─── Listed entries

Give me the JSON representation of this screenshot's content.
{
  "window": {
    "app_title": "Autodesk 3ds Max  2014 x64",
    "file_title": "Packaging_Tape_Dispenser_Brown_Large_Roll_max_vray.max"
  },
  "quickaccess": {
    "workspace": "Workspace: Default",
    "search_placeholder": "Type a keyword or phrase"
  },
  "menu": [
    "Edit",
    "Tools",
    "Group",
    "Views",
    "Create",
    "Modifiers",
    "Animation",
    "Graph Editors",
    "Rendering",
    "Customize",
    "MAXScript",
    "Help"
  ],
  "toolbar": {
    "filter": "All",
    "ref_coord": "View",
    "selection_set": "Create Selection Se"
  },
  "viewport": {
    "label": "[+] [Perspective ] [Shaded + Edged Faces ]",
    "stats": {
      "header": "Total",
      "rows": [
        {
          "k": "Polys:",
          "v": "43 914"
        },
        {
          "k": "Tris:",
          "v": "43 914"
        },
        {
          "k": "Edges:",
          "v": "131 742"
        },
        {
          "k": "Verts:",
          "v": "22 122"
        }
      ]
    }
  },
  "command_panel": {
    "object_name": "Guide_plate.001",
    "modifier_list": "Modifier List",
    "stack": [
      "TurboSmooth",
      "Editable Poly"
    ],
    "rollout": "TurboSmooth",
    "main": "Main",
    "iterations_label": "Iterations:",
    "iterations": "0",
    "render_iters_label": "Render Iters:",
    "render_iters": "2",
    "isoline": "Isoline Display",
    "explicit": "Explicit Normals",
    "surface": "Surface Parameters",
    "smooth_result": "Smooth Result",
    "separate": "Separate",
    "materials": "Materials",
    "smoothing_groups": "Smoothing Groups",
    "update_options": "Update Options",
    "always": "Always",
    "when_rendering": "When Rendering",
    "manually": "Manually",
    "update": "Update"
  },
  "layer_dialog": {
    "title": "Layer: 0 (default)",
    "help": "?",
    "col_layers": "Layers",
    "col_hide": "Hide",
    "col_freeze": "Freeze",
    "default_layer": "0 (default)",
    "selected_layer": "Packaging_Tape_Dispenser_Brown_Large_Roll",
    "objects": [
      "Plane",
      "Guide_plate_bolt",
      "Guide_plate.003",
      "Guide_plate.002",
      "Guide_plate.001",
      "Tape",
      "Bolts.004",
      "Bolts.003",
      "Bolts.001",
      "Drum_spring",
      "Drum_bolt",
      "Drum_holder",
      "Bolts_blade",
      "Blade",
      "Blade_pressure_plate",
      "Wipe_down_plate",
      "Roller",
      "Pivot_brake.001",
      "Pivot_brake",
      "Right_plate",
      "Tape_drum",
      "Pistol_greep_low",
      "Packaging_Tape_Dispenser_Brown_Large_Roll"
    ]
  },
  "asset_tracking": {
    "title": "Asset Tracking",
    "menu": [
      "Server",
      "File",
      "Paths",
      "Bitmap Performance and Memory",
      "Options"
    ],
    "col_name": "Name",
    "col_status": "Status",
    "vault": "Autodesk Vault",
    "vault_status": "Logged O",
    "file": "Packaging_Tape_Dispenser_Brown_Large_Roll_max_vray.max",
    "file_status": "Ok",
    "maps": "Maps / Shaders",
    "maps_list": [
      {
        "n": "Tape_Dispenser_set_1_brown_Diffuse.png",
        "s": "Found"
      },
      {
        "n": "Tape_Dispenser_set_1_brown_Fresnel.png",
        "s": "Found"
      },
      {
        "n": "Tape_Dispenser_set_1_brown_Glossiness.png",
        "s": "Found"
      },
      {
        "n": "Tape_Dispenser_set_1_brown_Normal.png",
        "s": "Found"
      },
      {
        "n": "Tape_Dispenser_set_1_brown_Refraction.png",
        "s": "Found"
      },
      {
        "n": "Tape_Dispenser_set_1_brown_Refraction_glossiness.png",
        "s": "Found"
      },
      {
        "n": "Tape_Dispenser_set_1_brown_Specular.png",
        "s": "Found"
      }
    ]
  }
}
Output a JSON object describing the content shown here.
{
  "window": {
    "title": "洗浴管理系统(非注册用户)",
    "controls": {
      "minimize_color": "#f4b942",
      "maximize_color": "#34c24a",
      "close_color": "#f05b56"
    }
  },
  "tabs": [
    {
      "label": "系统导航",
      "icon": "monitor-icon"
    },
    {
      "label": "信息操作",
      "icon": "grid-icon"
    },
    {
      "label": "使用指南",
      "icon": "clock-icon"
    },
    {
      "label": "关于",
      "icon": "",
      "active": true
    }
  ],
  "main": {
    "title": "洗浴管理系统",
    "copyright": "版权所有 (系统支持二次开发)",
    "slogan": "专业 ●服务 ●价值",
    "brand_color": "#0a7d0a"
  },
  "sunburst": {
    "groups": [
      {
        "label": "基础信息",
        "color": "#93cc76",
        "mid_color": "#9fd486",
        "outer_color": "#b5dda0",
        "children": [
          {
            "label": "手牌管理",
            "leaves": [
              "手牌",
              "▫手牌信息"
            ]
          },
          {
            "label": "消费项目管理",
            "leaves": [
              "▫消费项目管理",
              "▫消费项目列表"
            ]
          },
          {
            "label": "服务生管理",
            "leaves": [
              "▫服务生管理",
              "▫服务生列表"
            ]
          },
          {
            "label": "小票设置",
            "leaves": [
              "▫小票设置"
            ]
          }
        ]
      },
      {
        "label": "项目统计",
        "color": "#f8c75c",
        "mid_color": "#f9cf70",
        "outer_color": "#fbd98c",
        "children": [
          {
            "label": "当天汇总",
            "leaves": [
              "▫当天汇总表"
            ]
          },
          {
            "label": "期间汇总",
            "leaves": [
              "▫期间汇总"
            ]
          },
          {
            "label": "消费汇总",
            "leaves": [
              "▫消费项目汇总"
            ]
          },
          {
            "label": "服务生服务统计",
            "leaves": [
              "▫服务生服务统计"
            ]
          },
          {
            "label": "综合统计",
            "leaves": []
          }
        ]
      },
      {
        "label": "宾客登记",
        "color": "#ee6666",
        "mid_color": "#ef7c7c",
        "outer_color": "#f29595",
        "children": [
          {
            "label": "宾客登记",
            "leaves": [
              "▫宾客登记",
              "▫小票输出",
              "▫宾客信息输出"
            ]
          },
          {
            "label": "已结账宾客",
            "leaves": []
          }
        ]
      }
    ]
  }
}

──────

Task directions
Tally the lines that hold the string "icon" and state the total, nothing more.

Full answer
4